>> begin Records for this task

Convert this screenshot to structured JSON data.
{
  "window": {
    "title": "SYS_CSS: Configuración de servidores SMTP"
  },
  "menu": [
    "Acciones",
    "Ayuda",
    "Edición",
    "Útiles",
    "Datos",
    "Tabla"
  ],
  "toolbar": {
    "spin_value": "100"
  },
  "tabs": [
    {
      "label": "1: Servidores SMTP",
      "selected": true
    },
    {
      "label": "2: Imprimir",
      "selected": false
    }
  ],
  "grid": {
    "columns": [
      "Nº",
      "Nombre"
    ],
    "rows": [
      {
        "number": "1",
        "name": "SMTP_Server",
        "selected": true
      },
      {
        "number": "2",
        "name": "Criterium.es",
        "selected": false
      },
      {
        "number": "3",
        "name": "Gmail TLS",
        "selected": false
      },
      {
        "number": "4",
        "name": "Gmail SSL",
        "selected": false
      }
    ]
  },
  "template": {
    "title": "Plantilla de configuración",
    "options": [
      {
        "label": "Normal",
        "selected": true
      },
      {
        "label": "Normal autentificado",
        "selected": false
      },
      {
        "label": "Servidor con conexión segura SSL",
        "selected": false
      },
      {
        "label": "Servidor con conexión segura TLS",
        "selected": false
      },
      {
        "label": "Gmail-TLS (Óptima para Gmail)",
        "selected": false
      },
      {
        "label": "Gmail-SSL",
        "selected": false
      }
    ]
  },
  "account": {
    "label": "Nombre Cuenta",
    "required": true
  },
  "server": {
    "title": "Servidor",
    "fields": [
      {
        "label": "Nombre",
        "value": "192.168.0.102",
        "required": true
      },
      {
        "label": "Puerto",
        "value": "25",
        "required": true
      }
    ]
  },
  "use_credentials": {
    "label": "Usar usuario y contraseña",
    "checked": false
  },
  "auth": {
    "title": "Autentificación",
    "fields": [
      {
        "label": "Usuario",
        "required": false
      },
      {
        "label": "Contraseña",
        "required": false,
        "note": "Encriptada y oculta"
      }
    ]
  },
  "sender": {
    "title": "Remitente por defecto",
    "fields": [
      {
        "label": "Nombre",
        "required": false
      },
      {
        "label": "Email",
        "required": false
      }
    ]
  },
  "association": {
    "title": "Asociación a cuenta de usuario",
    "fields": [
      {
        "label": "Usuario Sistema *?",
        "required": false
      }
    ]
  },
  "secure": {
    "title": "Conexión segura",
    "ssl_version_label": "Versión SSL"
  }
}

>> end Records for this task

# The request:
Repeat each of the entries above precisely as given.

# Response for this exercise:
Convert this screenshot to structured JSON data.
{
  "window": {
    "title": "SYS_CSS: Configuración de servidores SMTP"
  },
  "menu": [
    "Acciones",
    "Ayuda",
    "Edición",
    "Útiles",
    "Datos",
    "Tabla"
  ],
  "toolbar": {
    "spin_value": "100"
  },
  "tabs": [
    {
      "label": "1: Servidores SMTP",
      "selected": true
    },
    {
      "label": "2: Imprimir",
      "selected": false
    }
  ],
  "grid": {
    "columns": [
      "Nº",
      "Nombre"
    ],
    "rows": [
      {
        "number": "1",
        "name": "SMTP_Server",
        "selected": true
      },
      {
        "number": "2",
        "name": "Criterium.es",
        "selected": false
      },
      {
        "number": "3",
        "name": "Gmail TLS",
        "selected": false
      },
      {
        "number": "4",
        "name": "Gmail SSL",
        "selected": false
      }
    ]
  },
  "template": {
    "title": "Plantilla de configuración",
    "options": [
      {
        "label": "Normal",
        "selected": true
      },
      {
        "label": "Normal autentificado",
        "selected": false
      },
      {
        "label": "Servidor con conexión segura SSL",
        "selected": false
      },
      {
        "label": "Servidor con conexión segura TLS",
        "selected": false
      },
      {
        "label": "Gmail-TLS (Óptima para Gmail)",
        "selected": false
      },
      {
        "label": "Gmail-SSL",
        "selected": false
      }
    ]
  },
  "account": {
    "label": "Nombre Cuenta",
    "required": true
  },
  "server": {
    "title": "Servidor",
    "fields": [
      {
        "label": "Nombre",
        "value": "192.168.0.102",
        "required": true
      },
      {
        "label": "Puerto",
        "value": "25",
        "required": true
      }
    ]
  },
  "use_credentials": {
    "label": "Usar usuario y contraseña",
    "checked": false
  },
  "auth": {
    "title": "Autentificación",
    "fields": [
      {
        "label": "Usuario",
        "required": false
      },
      {
        "label": "Contraseña",
        "required": false,
        "note": "Encriptada y oculta"
      }
    ]
  },
  "sender": {
    "title": "Remitente por defecto",
    "fields": [
      {
        "label": "Nombre",
        "required": false
      },
      {
        "label": "Email",
        "required": false
      }
    ]
  },
  "association": {
    "title": "Asociación a cuenta de usuario",
    "fields": [
      {
        "label": "Usuario Sistema *?",
        "required": false
      }
    ]
  },
  "secure": {
    "title": "Conexión segura",
    "ssl_version_label": "Versión SSL"
  }
}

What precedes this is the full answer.